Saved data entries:
╔══

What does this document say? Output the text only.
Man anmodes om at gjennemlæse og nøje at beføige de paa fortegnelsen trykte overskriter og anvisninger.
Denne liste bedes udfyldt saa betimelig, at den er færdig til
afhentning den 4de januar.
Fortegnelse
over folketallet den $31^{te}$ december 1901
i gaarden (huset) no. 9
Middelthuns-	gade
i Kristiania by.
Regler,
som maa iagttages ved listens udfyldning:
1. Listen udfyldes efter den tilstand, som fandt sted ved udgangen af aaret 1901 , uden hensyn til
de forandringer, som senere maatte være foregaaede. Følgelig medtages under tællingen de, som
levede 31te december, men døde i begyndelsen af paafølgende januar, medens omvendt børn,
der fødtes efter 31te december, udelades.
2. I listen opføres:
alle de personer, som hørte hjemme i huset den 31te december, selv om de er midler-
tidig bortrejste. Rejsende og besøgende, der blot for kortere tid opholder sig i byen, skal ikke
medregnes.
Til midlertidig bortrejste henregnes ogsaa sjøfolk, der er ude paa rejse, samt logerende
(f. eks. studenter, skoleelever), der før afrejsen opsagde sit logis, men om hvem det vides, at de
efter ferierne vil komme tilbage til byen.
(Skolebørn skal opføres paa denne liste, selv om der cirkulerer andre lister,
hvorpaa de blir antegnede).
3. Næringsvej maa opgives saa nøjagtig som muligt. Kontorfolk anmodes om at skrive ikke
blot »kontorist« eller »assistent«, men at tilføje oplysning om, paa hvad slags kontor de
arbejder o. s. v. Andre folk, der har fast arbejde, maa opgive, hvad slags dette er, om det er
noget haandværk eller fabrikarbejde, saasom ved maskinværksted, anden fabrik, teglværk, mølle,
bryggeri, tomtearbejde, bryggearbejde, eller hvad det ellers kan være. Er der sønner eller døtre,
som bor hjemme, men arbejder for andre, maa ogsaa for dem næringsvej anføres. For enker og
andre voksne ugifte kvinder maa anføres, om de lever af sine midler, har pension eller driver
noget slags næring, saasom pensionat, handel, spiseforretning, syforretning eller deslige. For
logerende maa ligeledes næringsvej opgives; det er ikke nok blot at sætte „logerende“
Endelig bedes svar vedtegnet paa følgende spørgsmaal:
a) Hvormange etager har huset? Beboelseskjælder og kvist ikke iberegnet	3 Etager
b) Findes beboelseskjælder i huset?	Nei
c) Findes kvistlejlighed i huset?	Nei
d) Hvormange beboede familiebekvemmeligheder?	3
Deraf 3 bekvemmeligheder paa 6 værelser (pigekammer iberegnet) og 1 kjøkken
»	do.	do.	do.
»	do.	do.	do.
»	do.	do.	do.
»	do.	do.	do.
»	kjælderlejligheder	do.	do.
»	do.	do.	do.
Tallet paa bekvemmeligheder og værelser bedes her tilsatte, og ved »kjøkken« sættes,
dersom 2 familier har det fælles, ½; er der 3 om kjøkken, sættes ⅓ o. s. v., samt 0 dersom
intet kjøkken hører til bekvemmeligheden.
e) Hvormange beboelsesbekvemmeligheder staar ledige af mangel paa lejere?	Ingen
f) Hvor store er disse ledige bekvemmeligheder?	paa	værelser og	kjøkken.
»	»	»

╚══

■ **TASK INSTRUCTIONS**
Each entry is to be returned in full, character for character.

■ **ANSWER FOR THE TASK**
What does this document say? Output the text only.
Man anmodes om at gjennemlæse og nøje at beføige de paa fortegnelsen trykte overskriter og anvisninger.
Denne liste bedes udfyldt saa betimelig, at den er færdig til
afhentning den 4de januar.
Fortegnelse
over folketallet den $31^{te}$ december 1901
i gaarden (huset) no. 9
Middelthuns-	gade
i Kristiania by.
Regler,
som maa iagttages ved listens udfyldning:
1. Listen udfyldes efter den tilstand, som fandt sted ved udgangen af aaret 1901 , uden hensyn til
de forandringer, som senere maatte være foregaaede. Følgelig medtages under tællingen de, som
levede 31te december, men døde i begyndelsen af paafølgende januar, medens omvendt børn,
der fødtes efter 31te december, udelades.
2. I listen opføres:
alle de personer, som hørte hjemme i huset den 31te december, selv om de er midler-
tidig bortrejste. Rejsende og besøgende, der blot for kortere tid opholder sig i byen, skal ikke
medregnes.
Til midlertidig bortrejste henregnes ogsaa sjøfolk, der er ude paa rejse, samt logerende
(f. eks. studenter, skoleelever), der før afrejsen opsagde sit logis, men om hvem det vides, at de
efter ferierne vil komme tilbage til byen.
(Skolebørn skal opføres paa denne liste, selv om der cirkulerer andre lister,
hvorpaa de blir antegnede).
3. Næringsvej maa opgives saa nøjagtig som muligt. Kontorfolk anmodes om at skrive ikke
blot »kontorist« eller »assistent«, men at tilføje oplysning om, paa hvad slags kontor de
arbejder o. s. v. Andre folk, der har fast arbejde, maa opgive, hvad slags dette er, om det er
noget haandværk eller fabrikarbejde, saasom ved maskinværksted, anden fabrik, teglværk, mølle,
bryggeri, tomtearbejde, bryggearbejde, eller hvad det ellers kan være. Er der sønner eller døtre,
som bor hjemme, men arbejder for andre, maa ogsaa for dem næringsvej anføres. For enker og
andre voksne ugifte kvinder maa anføres, om de lever af sine midler, har pension eller driver
noget slags næring, saasom pensionat, handel, spiseforretning, syforretning eller deslige. For
logerende maa ligeledes næringsvej opgives; det er ikke nok blot at sætte „logerende“
Endelig bedes svar vedtegnet paa følgende spørgsmaal:
a) Hvormange etager har huset? Beboelseskjælder og kvist ikke iberegnet	3 Etager
b) Findes beboelseskjælder i huset?	Nei
c) Findes kvistlejlighed i huset?	Nei
d) Hvormange beboede familiebekvemmeligheder?	3
Deraf 3 bekvemmeligheder paa 6 værelser (pigekammer iberegnet) og 1 kjøkken
»	do.	do.	do.
»	do.	do.	do.
»	do.	do.	do.
»	do.	do.	do.
»	kjælderlejligheder	do.	do.
»	do.	do.	do.
Tallet paa bekvemmeligheder og værelser bedes her tilsatte, og ved »kjøkken« sættes,
dersom 2 familier har det fælles, ½; er der 3 om kjøkken, sættes ⅓ o. s. v., samt 0 dersom
intet kjøkken hører til bekvemmeligheden.
e) Hvormange beboelsesbekvemmeligheder staar ledige af mangel paa lejere?	Ingen
f) Hvor store er disse ledige bekvemmeligheder?	paa	værelser og	kjøkken.
»	»	»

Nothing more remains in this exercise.